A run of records
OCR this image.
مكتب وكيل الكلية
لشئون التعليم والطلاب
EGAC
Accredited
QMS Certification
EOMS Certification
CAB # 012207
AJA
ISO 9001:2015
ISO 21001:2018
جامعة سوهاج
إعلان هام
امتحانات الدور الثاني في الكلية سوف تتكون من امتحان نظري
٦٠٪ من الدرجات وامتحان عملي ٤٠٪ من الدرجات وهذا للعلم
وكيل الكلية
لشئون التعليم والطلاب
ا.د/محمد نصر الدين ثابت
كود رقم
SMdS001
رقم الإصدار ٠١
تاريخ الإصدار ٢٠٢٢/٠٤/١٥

◆ Short task
List each line of the entries that holds the string "الكلية".

◆ Task output
مكتب وكيل الكلية
امتحانات الدور الثاني في الكلية سوف تتكون من امتحان نظري
وكيل الكلية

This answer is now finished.